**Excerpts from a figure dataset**
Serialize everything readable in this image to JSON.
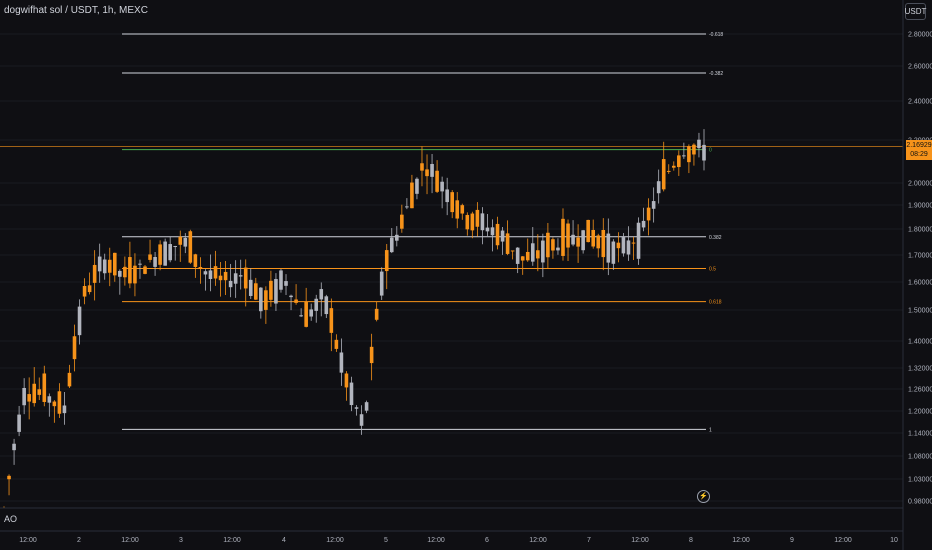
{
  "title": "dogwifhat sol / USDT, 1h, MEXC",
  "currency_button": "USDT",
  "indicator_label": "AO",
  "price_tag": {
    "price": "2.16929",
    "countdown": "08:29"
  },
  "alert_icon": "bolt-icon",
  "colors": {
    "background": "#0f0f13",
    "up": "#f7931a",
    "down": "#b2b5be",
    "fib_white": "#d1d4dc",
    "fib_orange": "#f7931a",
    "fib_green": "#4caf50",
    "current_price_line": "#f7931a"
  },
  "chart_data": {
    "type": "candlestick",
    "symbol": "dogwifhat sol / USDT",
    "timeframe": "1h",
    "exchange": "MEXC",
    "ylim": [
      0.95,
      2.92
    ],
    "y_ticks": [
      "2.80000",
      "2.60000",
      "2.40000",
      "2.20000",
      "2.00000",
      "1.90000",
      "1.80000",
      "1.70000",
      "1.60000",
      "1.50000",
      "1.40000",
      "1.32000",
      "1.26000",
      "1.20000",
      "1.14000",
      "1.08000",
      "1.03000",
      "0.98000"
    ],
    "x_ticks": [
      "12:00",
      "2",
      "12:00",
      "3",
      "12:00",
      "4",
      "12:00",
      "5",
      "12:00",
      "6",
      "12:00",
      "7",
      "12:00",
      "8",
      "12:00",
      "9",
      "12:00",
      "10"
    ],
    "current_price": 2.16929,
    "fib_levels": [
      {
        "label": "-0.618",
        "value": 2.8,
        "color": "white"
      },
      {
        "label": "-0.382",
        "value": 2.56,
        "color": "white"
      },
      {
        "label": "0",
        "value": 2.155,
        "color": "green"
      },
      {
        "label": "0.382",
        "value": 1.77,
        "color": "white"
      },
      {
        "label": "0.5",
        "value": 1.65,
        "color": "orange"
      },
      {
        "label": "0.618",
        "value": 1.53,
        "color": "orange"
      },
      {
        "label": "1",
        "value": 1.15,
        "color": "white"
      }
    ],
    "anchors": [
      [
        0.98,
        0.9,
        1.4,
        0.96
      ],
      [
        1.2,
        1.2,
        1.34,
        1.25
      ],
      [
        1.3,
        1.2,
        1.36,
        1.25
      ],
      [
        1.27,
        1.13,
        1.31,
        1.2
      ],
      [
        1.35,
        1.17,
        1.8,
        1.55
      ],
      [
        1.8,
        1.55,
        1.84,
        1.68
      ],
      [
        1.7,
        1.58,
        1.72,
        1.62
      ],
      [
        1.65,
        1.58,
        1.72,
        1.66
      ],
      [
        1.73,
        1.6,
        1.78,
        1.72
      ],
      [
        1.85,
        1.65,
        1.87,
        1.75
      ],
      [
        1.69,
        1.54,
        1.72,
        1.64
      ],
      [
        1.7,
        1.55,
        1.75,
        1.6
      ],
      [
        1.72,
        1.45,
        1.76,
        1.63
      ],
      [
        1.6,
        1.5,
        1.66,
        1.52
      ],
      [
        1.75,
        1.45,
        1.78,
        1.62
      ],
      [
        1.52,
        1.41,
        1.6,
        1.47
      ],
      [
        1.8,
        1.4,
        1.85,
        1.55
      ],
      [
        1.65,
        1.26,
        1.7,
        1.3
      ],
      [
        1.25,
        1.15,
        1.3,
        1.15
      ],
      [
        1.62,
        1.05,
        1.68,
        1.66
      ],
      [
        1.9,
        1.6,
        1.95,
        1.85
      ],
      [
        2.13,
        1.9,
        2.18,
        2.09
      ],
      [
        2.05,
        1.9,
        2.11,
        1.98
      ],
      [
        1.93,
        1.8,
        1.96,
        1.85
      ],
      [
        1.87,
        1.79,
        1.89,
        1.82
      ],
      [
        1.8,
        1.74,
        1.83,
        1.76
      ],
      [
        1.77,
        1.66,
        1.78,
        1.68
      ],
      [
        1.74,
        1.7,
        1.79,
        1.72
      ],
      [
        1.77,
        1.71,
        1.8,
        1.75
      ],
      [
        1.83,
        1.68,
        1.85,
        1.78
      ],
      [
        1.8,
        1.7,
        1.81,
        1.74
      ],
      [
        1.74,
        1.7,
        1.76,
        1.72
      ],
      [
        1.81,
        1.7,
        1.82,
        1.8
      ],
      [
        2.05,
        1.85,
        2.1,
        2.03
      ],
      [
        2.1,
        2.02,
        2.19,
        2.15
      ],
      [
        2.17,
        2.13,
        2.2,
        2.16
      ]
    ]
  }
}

**Work to be completed**
Reproduce the material above in full and without alteration, but skip all pictures.

**Answer below**
Serialize everything readable in this image to JSON.
{
  "title": "dogwifhat sol / USDT, 1h, MEXC",
  "currency_button": "USDT",
  "indicator_label": "AO",
  "price_tag": {
    "price": "2.16929",
    "countdown": "08:29"
  },
  "alert_icon": "bolt-icon",
  "colors": {
    "background": "#0f0f13",
    "up": "#f7931a",
    "down": "#b2b5be",
    "fib_white": "#d1d4dc",
    "fib_orange": "#f7931a",
    "fib_green": "#4caf50",
    "current_price_line": "#f7931a"
  },
  "chart_data": {
    "type": "candlestick",
    "symbol": "dogwifhat sol / USDT",
    "timeframe": "1h",
    "exchange": "MEXC",
    "ylim": [
      0.95,
      2.92
    ],
    "y_ticks": [
      "2.80000",
      "2.60000",
      "2.40000",
      "2.20000",
      "2.00000",
      "1.90000",
      "1.80000",
      "1.70000",
      "1.60000",
      "1.50000",
      "1.40000",
      "1.32000",
      "1.26000",
      "1.20000",
      "1.14000",
      "1.08000",
      "1.03000",
      "0.98000"
    ],
    "x_ticks": [
      "12:00",
      "2",
      "12:00",
      "3",
      "12:00",
      "4",
      "12:00",
      "5",
      "12:00",
      "6",
      "12:00",
      "7",
      "12:00",
      "8",
      "12:00",
      "9",
      "12:00",
      "10"
    ],
    "current_price": 2.16929,
    "fib_levels": [
      {
        "label": "-0.618",
        "value": 2.8,
        "color": "white"
      },
      {
        "label": "-0.382",
        "value": 2.56,
        "color": "white"
      },
      {
        "label": "0",
        "value": 2.155,
        "color": "green"
      },
      {
        "label": "0.382",
        "value": 1.77,
        "color": "white"
      },
      {
        "label": "0.5",
        "value": 1.65,
        "color": "orange"
      },
      {
        "label": "0.618",
        "value": 1.53,
        "color": "orange"
      },
      {
        "label": "1",
        "value": 1.15,
        "color": "white"
      }
    ],
    "anchors": [
      [
        0.98,
        0.9,
        1.4,
        0.96
      ],
      [
        1.2,
        1.2,
        1.34,
        1.25
      ],
      [
        1.3,
        1.2,
        1.36,
        1.25
      ],
      [
        1.27,
        1.13,
        1.31,
        1.2
      ],
      [
        1.35,
        1.17,
        1.8,
        1.55
      ],
      [
        1.8,
        1.55,
        1.84,
        1.68
      ],
      [
        1.7,
        1.58,
        1.72,
        1.62
      ],
      [
        1.65,
        1.58,
        1.72,
        1.66
      ],
      [
        1.73,
        1.6,
        1.78,
        1.72
      ],
      [
        1.85,
        1.65,
        1.87,
        1.75
      ],
      [
        1.69,
        1.54,
        1.72,
        1.64
      ],
      [
        1.7,
        1.55,
        1.75,
        1.6
      ],
      [
        1.72,
        1.45,
        1.76,
        1.63
      ],
      [
        1.6,
        1.5,
        1.66,
        1.52
      ],
      [
        1.75,
        1.45,
        1.78,
        1.62
      ],
      [
        1.52,
        1.41,
        1.6,
        1.47
      ],
      [
        1.8,
        1.4,
        1.85,
        1.55
      ],
      [
        1.65,
        1.26,
        1.7,
        1.3
      ],
      [
        1.25,
        1.15,
        1.3,
        1.15
      ],
      [
        1.62,
        1.05,
        1.68,
        1.66
      ],
      [
        1.9,
        1.6,
        1.95,
        1.85
      ],
      [
        2.13,
        1.9,
        2.18,
        2.09
      ],
      [
        2.05,
        1.9,
        2.11,
        1.98
      ],
      [
        1.93,
        1.8,
        1.96,
        1.85
      ],
      [
        1.87,
        1.79,
        1.89,
        1.82
      ],
      [
        1.8,
        1.74,
        1.83,
        1.76
      ],
      [
        1.77,
        1.66,
        1.78,
        1.68
      ],
      [
        1.74,
        1.7,
        1.79,
        1.72
      ],
      [
        1.77,
        1.71,
        1.8,
        1.75
      ],
      [
        1.83,
        1.68,
        1.85,
        1.78
      ],
      [
        1.8,
        1.7,
        1.81,
        1.74
      ],
      [
        1.74,
        1.7,
        1.76,
        1.72
      ],
      [
        1.81,
        1.7,
        1.82,
        1.8
      ],
      [
        2.05,
        1.85,
        2.1,
        2.03
      ],
      [
        2.1,
        2.02,
        2.19,
        2.15
      ],
      [
        2.17,
        2.13,
        2.2,
        2.16
      ]
    ]
  }
}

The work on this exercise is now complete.